#### AIM OF THE TASK
Take each line containing "показывает" and report it exactly as written.

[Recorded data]

══════════════════════════════

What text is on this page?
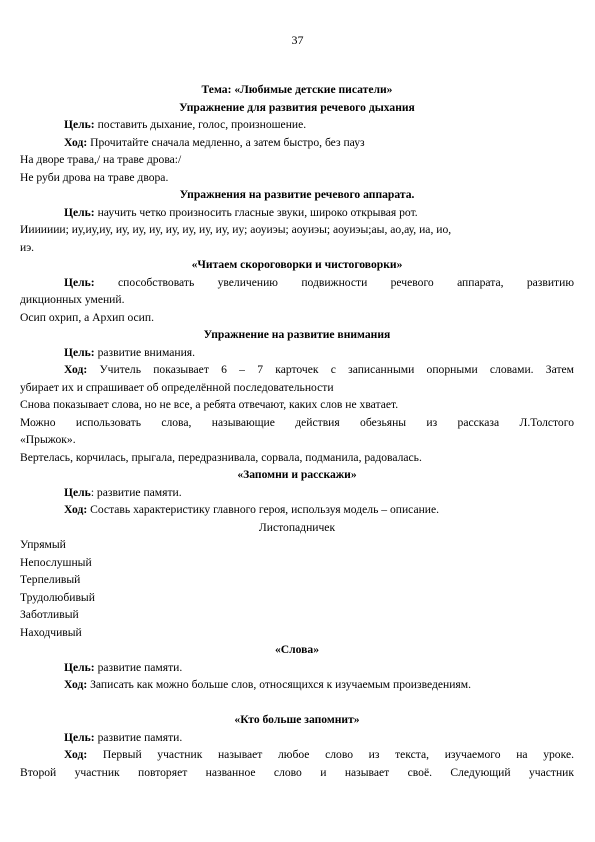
37
Тема: «Любимые детские писатели»
Упражнение для развития речевого дыхания
Цель: поставить дыхание, голос, произношение.
Ход: Прочитайте сначала медленно, а затем быстро, без пауз
На дворе трава,/ на траве дрова:/
Не руби дрова на траве двора.
Упражнения на развитие речевого аппарата.
Цель: научить четко произносить гласные звуки, широко открывая рот.
Иииииии; иу,иу,иу, иу, иу, иу, иу, иу, иу, иу, иу; аоуиэы; аоуиэы; аоуиэы;аы, ао,ау, иа, ио,
иэ.
«Читаем скороговорки и чистоговорки»
Цель: способствовать увеличению подвижности речевого аппарата, развитию
дикционных умений.
Осип охрип, а Архип осип.
Упражнение на развитие внимания
Цель: развитие внимания.
Ход: Учитель показывает 6 – 7 карточек с записанными опорными словами. Затем
убирает их и спрашивает об определённой последовательности
Снова показывает слова, но не все, а ребята отвечают, каких слов не хватает.
Можно использовать слова, называющие действия обезьяны из рассказа Л.Толстого
«Прыжок».
Вертелась, корчилась, прыгала, передразнивала, сорвала, подманила, радовалась.
«Запомни и расскажи»
Цель: развитие памяти.
Ход: Составь характеристику главного героя, используя модель – описание.
Листопадничек
Упрямый
Непослушный
Терпеливый
Трудолюбивый
Заботливый
Находчивый
«Слова»
Цель: развитие памяти.
Ход: Записать как можно больше слов, относящихся к изучаемым произведениям.
«Кто больше запомнит»
Цель: развитие памяти.
Ход: Первый участник называет любое слово из текста, изучаемого на уроке.
Второй участник повторяет названное слово и называет своё. Следующий участник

══════════════════════════════

#### RESPONSE FOR THIS EXERCISE
Ход: Учитель показывает 6 – 7 карточек с записанными опорными словами. Затем
Снова показывает слова, но не все, а ребята отвечают, каких слов не хватает.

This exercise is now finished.